Say how many lines hold the string "classify"; please write nothing but the number.

* _PROVIDED INFORMATION_
▬▬▬
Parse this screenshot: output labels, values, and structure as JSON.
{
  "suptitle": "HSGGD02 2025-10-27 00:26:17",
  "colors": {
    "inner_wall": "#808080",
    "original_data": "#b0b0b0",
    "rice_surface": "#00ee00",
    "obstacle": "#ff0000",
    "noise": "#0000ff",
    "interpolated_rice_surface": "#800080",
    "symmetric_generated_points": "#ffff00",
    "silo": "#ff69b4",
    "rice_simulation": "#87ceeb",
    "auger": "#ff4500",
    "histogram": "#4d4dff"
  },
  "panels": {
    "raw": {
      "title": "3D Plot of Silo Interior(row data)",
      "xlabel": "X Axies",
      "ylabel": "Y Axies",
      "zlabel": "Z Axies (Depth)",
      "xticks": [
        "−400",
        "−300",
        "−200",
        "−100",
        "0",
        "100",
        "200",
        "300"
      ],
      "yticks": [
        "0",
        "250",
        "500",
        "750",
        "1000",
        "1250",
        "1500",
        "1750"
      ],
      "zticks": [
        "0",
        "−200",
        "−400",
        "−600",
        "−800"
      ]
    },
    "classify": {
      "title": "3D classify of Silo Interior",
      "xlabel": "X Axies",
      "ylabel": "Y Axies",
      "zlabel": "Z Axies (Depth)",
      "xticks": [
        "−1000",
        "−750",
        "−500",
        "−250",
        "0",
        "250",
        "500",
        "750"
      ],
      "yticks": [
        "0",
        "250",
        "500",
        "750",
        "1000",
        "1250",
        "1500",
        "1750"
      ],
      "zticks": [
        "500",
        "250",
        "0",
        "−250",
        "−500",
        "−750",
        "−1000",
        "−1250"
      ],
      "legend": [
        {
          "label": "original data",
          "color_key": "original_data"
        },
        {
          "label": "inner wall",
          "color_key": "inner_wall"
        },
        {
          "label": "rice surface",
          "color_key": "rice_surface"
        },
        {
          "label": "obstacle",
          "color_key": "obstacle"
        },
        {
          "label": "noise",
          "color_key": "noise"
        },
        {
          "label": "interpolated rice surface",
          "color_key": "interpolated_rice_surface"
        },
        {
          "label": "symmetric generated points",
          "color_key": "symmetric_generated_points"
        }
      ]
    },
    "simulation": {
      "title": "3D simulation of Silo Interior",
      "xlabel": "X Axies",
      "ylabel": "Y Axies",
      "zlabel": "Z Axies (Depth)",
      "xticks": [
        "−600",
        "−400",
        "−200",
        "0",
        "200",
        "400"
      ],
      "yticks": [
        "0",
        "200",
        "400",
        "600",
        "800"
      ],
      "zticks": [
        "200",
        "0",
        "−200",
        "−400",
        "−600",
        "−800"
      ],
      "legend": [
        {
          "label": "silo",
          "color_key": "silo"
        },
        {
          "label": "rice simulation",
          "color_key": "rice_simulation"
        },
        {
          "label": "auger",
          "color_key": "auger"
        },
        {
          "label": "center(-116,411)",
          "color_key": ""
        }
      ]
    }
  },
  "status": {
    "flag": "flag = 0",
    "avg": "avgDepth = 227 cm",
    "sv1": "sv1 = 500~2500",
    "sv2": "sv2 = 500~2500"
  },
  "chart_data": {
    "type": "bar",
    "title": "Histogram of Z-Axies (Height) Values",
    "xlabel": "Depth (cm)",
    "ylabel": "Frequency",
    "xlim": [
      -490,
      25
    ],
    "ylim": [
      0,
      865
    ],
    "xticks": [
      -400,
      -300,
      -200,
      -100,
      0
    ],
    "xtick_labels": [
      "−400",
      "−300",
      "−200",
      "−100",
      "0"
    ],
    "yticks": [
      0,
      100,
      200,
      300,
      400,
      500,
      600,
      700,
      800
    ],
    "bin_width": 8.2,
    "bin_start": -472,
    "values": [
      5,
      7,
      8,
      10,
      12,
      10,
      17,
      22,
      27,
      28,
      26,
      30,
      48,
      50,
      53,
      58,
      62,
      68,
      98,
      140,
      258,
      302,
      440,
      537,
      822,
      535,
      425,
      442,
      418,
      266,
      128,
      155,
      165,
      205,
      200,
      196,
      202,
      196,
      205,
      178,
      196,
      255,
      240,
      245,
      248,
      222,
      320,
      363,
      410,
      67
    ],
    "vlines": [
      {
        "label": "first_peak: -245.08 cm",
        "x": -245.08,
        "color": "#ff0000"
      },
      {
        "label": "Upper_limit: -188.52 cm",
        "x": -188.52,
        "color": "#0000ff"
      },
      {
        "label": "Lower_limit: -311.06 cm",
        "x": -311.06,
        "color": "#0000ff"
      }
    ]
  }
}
▬▬▬
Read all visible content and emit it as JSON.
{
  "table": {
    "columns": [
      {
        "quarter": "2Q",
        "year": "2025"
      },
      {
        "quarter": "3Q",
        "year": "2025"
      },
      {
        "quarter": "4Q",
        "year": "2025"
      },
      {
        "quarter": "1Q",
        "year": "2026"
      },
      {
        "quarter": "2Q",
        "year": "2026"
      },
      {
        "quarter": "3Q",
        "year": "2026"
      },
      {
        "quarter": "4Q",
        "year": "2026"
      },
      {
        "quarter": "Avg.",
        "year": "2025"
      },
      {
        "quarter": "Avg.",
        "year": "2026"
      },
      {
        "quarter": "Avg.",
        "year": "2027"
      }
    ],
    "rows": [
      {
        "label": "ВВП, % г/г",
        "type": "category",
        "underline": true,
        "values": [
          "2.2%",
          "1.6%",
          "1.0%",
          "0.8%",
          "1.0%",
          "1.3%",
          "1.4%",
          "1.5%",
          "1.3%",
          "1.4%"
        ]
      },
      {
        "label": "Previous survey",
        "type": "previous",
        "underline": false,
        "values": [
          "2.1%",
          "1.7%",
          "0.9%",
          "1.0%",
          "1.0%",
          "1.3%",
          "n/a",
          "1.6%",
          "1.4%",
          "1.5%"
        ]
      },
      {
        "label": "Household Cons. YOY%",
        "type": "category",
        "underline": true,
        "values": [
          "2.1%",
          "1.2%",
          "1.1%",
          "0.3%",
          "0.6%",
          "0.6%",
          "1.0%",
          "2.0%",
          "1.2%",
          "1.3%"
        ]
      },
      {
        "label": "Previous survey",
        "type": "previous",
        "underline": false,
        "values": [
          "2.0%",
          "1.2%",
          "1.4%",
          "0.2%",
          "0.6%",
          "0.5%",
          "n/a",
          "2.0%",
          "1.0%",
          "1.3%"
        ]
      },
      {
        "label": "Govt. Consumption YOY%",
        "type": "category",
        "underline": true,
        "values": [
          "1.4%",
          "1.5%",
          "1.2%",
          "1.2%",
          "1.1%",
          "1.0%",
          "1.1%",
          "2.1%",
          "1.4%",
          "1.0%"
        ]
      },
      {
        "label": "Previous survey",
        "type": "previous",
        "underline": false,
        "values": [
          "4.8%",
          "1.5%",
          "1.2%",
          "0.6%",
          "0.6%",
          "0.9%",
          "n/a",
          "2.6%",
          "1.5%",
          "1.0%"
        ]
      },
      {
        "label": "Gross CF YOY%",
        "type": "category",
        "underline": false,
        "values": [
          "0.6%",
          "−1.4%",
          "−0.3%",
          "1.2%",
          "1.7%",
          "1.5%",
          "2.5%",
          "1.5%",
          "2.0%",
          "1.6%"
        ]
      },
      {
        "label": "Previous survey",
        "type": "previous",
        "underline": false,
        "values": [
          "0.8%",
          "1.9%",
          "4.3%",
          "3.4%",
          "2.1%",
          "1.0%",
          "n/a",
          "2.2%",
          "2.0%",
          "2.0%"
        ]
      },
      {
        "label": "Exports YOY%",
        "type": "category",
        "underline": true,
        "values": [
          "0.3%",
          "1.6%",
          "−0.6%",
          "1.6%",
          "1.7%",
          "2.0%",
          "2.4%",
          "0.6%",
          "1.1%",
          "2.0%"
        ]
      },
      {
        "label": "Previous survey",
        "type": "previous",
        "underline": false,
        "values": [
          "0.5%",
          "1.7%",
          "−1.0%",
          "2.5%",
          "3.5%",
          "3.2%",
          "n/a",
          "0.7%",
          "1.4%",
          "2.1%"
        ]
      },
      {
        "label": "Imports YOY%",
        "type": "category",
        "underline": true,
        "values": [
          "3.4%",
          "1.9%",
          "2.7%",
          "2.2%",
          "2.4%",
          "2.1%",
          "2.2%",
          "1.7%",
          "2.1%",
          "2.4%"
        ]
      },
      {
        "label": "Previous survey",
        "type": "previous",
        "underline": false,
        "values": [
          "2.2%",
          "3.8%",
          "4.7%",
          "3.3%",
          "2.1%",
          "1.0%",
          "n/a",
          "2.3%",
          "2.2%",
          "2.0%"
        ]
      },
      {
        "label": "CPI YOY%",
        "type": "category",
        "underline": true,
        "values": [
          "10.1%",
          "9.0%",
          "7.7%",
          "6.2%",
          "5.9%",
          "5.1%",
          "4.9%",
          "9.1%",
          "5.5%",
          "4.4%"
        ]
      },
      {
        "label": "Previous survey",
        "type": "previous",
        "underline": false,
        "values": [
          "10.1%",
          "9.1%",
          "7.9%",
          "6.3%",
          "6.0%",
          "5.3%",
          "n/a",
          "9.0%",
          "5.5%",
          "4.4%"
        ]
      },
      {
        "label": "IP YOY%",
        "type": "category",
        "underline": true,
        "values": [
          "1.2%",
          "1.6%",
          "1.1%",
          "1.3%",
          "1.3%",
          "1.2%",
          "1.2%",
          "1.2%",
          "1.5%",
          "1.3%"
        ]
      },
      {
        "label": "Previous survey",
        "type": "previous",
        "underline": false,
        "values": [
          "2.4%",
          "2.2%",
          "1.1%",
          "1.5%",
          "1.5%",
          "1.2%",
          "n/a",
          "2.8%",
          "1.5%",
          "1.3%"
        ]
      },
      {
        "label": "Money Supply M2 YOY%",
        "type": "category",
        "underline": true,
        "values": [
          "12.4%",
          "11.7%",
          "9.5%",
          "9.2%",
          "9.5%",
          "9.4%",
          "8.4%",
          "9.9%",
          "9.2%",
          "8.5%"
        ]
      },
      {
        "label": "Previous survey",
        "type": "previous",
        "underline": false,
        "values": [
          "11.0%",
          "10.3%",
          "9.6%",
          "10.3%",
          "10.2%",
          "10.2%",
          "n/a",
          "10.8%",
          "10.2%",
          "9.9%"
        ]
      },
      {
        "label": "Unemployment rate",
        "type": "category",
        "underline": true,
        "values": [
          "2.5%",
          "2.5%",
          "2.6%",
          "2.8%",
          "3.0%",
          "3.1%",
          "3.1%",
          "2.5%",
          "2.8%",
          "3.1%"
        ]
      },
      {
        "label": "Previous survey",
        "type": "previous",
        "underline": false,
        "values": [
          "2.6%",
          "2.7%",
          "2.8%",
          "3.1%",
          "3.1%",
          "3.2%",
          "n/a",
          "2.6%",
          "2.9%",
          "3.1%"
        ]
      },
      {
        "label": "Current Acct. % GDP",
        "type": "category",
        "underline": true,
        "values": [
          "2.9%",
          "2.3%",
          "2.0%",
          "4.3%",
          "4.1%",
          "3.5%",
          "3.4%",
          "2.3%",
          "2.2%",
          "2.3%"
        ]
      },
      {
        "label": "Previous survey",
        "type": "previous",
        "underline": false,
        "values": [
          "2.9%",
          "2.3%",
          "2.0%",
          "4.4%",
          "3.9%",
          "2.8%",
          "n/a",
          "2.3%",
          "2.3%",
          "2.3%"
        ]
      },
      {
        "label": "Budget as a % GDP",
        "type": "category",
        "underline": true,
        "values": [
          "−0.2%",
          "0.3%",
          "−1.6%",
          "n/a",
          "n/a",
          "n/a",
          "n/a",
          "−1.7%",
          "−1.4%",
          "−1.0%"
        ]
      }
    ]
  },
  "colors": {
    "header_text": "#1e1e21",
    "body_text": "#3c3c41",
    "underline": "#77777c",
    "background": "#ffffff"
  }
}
▬▬▬
* _ANSWER TO THE PROBLEM_
2